EXTRAIT DU DOCUMENT:
══════════

KWS : comptes rendus de lecture sur la Science-Fiction

Merlin Coverley : Psychogéographie ! : poétique de l'exploration urbaine

(Psychogeography, 2006)

essai et anthologie critique

chronique par Pascal J. Thomas, 2014

par ailleurs :

La psychogéographie serait, selon les Situationnistes qui introduisent le terme dans les années 1950, à l'intersection de la psychologie et de la géographie. Plus spécifiquement — et de façon moins théorique —, le terme est lié à une pratique de la “dérive”, une flânerie urbaine systématisée, occasionnellement parée de vertus scientifiques. Mais pour Coverley, et pour André-François Ruaud et l'équipe qu'il a réunie autour de cette édition française augmentée (Olivier Bailly, Julien Bétan, David Calvo, Raphaël Colson, Guy Darol, Damien Dion, Sara Doke, Patrick Marcel & André-François Ruaud pour les textes ; Isabelle Ballester, Daylon, Patrick Imbert & Jean Ruaud pour les photos), il s'agit surtout d'un penchant littéraire aux manifestations multiples et bien plus anciennes.

══════════

DONNÉES FOURNIES:
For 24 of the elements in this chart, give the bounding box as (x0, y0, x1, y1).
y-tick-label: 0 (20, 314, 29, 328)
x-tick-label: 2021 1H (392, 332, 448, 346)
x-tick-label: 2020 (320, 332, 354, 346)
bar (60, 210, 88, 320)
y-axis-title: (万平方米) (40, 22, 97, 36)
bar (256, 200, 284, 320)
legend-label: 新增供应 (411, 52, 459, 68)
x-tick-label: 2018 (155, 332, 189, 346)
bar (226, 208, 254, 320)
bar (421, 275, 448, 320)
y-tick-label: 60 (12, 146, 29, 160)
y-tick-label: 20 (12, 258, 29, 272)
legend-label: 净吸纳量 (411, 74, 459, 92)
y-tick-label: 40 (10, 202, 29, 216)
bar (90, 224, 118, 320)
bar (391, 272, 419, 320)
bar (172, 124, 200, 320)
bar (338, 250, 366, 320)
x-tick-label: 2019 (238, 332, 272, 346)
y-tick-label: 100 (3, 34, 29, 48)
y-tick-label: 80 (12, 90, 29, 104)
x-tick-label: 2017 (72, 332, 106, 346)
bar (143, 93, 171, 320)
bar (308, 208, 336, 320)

══════════

CONSIGNES ÉCRITES:
a) D'après la chronique sur la psychogéographie, qui a introduit ce terme dans les années 1950 ?
b) Reproduisez à l'identique le passage de la chronique sur la psychogéographie qui va de « La psychogéographie serait, selon » jusqu'à « bien plus anciennes. » inclus.

RÉPONSES PAR CONSIGNE:
a) Les Situationnistes.

b)
La psychogéographie serait, selon les Situationnistes qui introduisent le terme dans les années 1950, à l'intersection de la psychologie et de la géographie. Plus spécifiquement — et de façon moins théorique —, le terme est lié à une pratique de la “dérive”, une flânerie urbaine systématisée, occasionnellement parée de vertus scientifiques. Mais pour Coverley, et pour André-François Ruaud et l'équipe qu'il a réunie autour de cette édition française augmentée (Olivier Bailly, Julien Bétan, David Calvo, Raphaël Colson, Guy Darol, Damien Dion, Sara Doke, Patrick Marcel & André-François Ruaud pour les textes ; Isabelle Ballester, Daylon, Patrick Imbert & Jean Ruaud pour les photos), il s'agit surtout d'un penchant littéraire aux manifestations multiples et bien plus anciennes.